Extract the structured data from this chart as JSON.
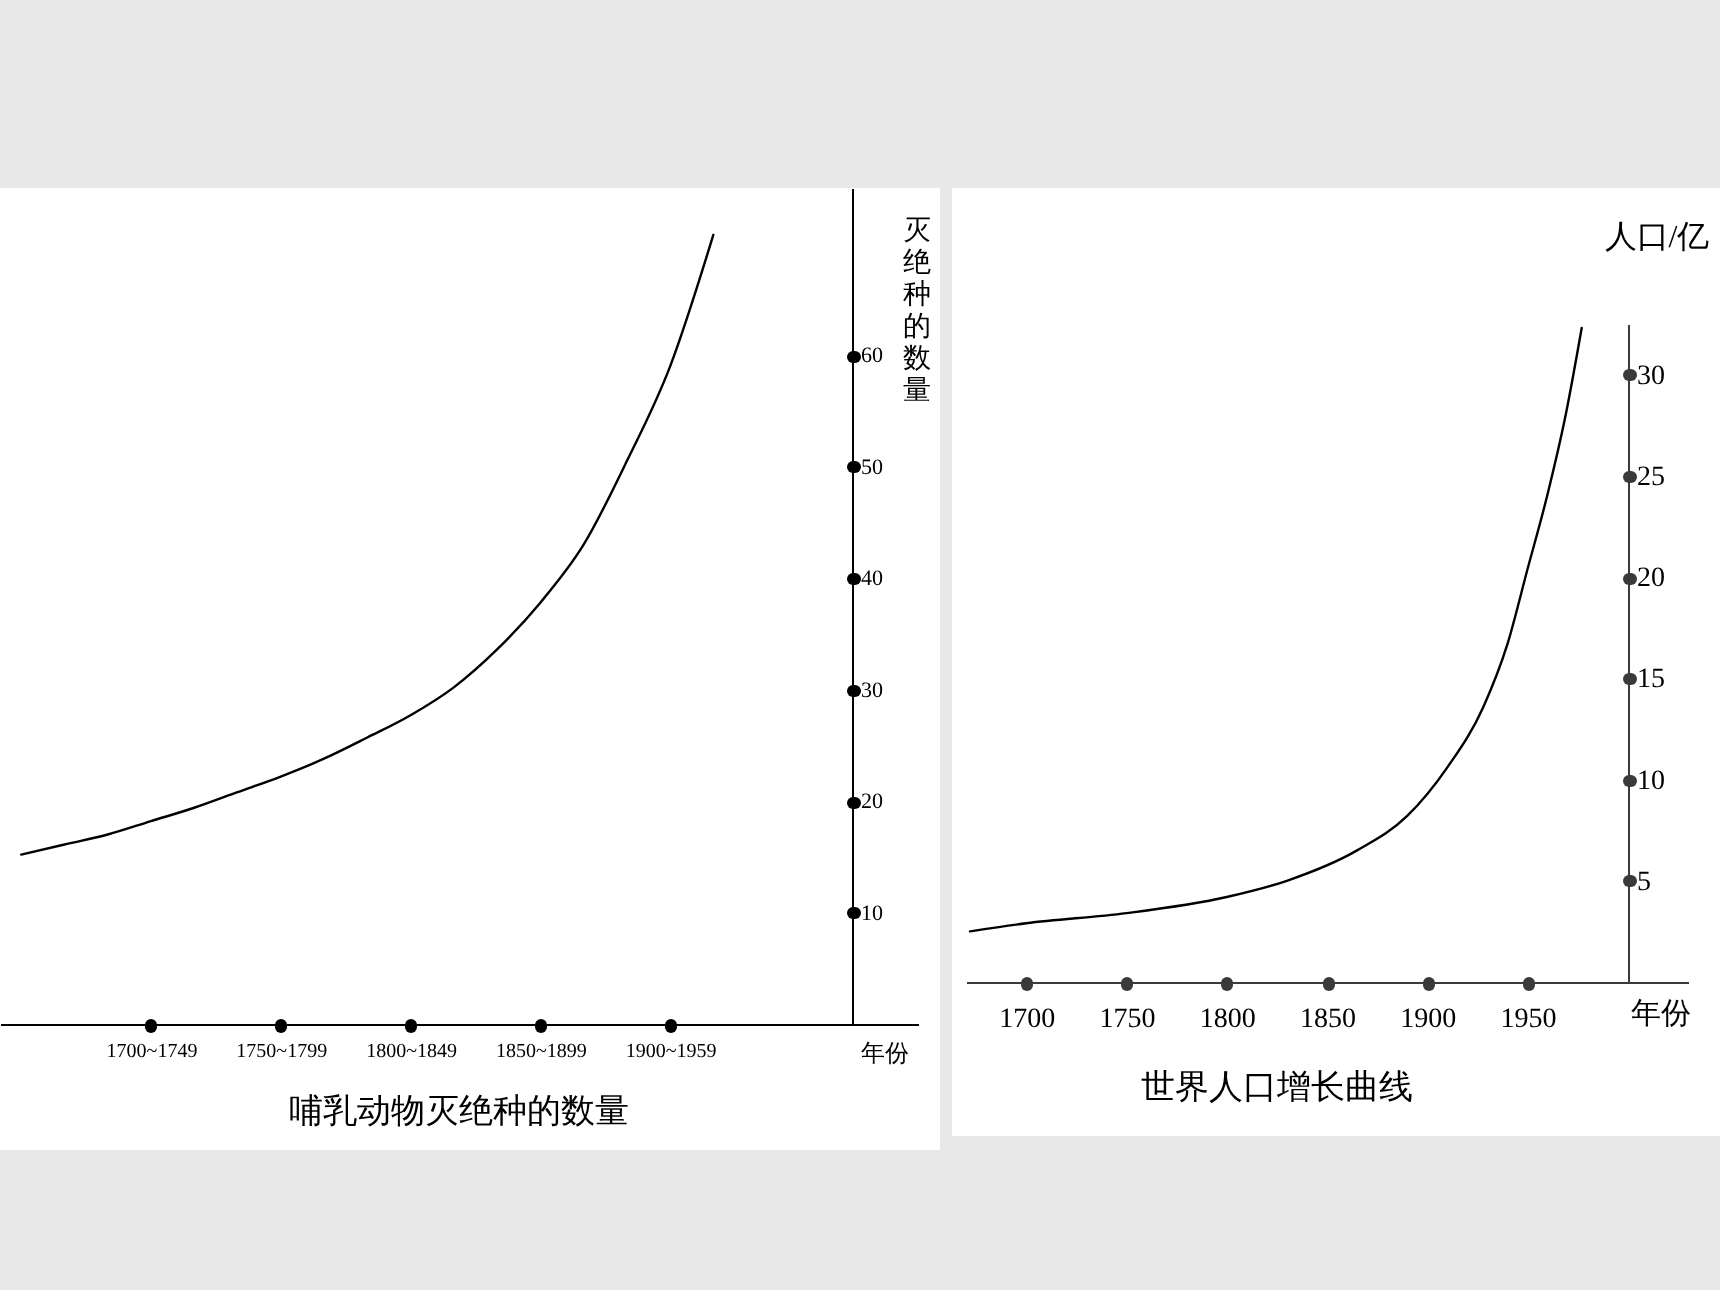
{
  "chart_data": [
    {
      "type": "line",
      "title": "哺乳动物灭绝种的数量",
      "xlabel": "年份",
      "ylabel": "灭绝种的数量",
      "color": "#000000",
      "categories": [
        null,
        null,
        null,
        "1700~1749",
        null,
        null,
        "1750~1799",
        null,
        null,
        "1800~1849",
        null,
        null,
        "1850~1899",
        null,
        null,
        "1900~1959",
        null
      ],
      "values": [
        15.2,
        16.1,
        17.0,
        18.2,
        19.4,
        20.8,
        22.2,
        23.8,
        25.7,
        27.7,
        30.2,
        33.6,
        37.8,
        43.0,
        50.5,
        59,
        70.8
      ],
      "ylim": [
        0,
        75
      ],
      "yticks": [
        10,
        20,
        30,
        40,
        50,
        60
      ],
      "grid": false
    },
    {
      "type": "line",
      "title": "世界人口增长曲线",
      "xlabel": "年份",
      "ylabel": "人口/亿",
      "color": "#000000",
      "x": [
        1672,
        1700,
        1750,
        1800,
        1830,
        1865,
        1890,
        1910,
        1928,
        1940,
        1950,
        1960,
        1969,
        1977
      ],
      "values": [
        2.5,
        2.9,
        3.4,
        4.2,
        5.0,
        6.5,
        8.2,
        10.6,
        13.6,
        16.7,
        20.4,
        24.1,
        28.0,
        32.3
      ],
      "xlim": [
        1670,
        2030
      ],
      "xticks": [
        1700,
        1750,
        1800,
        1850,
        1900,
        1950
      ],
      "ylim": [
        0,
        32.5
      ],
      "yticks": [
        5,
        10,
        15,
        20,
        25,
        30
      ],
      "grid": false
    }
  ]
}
══════════════════════════════
#### [Exercise instructions]
Leave out the pictures and transcribe the entries above exactly.

#### [Output of the exercise]
Extract the structured data from this chart as JSON.
{
  "chart_data": [
    {
      "type": "line",
      "title": "哺乳动物灭绝种的数量",
      "xlabel": "年份",
      "ylabel": "灭绝种的数量",
      "color": "#000000",
      "categories": [
        null,
        null,
        null,
        "1700~1749",
        null,
        null,
        "1750~1799",
        null,
        null,
        "1800~1849",
        null,
        null,
        "1850~1899",
        null,
        null,
        "1900~1959",
        null
      ],
      "values": [
        15.2,
        16.1,
        17.0,
        18.2,
        19.4,
        20.8,
        22.2,
        23.8,
        25.7,
        27.7,
        30.2,
        33.6,
        37.8,
        43.0,
        50.5,
        59,
        70.8
      ],
      "ylim": [
        0,
        75
      ],
      "yticks": [
        10,
        20,
        30,
        40,
        50,
        60
      ],
      "grid": false
    },
    {
      "type": "line",
      "title": "世界人口增长曲线",
      "xlabel": "年份",
      "ylabel": "人口/亿",
      "color": "#000000",
      "x": [
        1672,
        1700,
        1750,
        1800,
        1830,
        1865,
        1890,
        1910,
        1928,
        1940,
        1950,
        1960,
        1969,
        1977
      ],
      "values": [
        2.5,
        2.9,
        3.4,
        4.2,
        5.0,
        6.5,
        8.2,
        10.6,
        13.6,
        16.7,
        20.4,
        24.1,
        28.0,
        32.3
      ],
      "xlim": [
        1670,
        2030
      ],
      "xticks": [
        1700,
        1750,
        1800,
        1850,
        1900,
        1950
      ],
      "ylim": [
        0,
        32.5
      ],
      "yticks": [
        5,
        10,
        15,
        20,
        25,
        30
      ],
      "grid": false
    }
  ]
}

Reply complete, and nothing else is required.